▶ [Directive] Write out every record below exactly as it appears.

▶ [Input material]
* begin *
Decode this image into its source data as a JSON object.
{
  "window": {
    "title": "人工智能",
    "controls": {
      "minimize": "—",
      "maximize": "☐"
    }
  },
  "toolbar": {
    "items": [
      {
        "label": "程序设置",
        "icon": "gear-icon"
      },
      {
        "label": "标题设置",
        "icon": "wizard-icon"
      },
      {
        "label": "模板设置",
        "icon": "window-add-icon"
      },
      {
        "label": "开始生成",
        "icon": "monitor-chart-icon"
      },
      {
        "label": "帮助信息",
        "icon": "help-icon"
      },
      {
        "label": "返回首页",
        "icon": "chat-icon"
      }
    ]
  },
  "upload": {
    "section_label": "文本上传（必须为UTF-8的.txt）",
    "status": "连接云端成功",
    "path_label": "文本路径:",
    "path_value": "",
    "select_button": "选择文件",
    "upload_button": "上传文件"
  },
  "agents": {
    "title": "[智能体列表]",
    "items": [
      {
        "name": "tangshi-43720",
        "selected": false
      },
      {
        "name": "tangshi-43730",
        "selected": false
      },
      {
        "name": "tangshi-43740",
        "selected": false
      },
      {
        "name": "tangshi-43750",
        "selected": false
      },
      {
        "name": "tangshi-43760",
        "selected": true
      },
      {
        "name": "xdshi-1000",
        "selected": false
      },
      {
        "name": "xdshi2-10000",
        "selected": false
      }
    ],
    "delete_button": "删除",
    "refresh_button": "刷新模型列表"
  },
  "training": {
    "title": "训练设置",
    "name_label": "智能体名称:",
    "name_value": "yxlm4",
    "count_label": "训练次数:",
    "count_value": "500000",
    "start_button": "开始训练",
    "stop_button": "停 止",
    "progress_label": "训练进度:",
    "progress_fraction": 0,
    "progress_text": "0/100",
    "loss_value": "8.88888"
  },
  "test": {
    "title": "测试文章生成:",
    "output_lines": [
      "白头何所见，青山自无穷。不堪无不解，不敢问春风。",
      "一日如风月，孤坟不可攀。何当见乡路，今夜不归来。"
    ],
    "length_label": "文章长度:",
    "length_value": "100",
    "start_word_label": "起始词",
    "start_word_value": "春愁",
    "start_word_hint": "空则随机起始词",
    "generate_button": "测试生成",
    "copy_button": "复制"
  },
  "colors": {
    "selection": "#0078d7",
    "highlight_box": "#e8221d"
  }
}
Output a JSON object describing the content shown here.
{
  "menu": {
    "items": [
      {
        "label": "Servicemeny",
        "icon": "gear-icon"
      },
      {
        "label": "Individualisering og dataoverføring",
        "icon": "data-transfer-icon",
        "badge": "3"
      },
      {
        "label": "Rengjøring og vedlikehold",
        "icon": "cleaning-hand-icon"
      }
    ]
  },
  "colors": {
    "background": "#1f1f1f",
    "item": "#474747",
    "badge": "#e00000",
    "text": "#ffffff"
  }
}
* end *
▶ [Expected output]
Decode this image into its source data as a JSON object.
{
  "window": {
    "title": "人工智能",
    "controls": {
      "minimize": "—",
      "maximize": "☐"
    }
  },
  "toolbar": {
    "items": [
      {
        "label": "程序设置",
        "icon": "gear-icon"
      },
      {
        "label": "标题设置",
        "icon": "wizard-icon"
      },
      {
        "label": "模板设置",
        "icon": "window-add-icon"
      },
      {
        "label": "开始生成",
        "icon": "monitor-chart-icon"
      },
      {
        "label": "帮助信息",
        "icon": "help-icon"
      },
      {
        "label": "返回首页",
        "icon": "chat-icon"
      }
    ]
  },
  "upload": {
    "section_label": "文本上传（必须为UTF-8的.txt）",
    "status": "连接云端成功",
    "path_label": "文本路径:",
    "path_value": "",
    "select_button": "选择文件",
    "upload_button": "上传文件"
  },
  "agents": {
    "title": "[智能体列表]",
    "items": [
      {
        "name": "tangshi-43720",
        "selected": false
      },
      {
        "name": "tangshi-43730",
        "selected": false
      },
      {
        "name": "tangshi-43740",
        "selected": false
      },
      {
        "name": "tangshi-43750",
        "selected": false
      },
      {
        "name": "tangshi-43760",
        "selected": true
      },
      {
        "name": "xdshi-1000",
        "selected": false
      },
      {
        "name": "xdshi2-10000",
        "selected": false
      }
    ],
    "delete_button": "删除",
    "refresh_button": "刷新模型列表"
  },
  "training": {
    "title": "训练设置",
    "name_label": "智能体名称:",
    "name_value": "yxlm4",
    "count_label": "训练次数:",
    "count_value": "500000",
    "start_button": "开始训练",
    "stop_button": "停 止",
    "progress_label": "训练进度:",
    "progress_fraction": 0,
    "progress_text": "0/100",
    "loss_value": "8.88888"
  },
  "test": {
    "title": "测试文章生成:",
    "output_lines": [
      "白头何所见，青山自无穷。不堪无不解，不敢问春风。",
      "一日如风月，孤坟不可攀。何当见乡路，今夜不归来。"
    ],
    "length_label": "文章长度:",
    "length_value": "100",
    "start_word_label": "起始词",
    "start_word_value": "春愁",
    "start_word_hint": "空则随机起始词",
    "generate_button": "测试生成",
    "copy_button": "复制"
  },
  "colors": {
    "selection": "#0078d7",
    "highlight_box": "#e8221d"
  }
}
Output a JSON object describing the content shown here.
{
  "menu": {
    "items": [
      {
        "label": "Servicemeny",
        "icon": "gear-icon"
      },
      {
        "label": "Individualisering og dataoverføring",
        "icon": "data-transfer-icon",
        "badge": "3"
      },
      {
        "label": "Rengjøring og vedlikehold",
        "icon": "cleaning-hand-icon"
      }
    ]
  },
  "colors": {
    "background": "#1f1f1f",
    "item": "#474747",
    "badge": "#e00000",
    "text": "#ffffff"
  }
}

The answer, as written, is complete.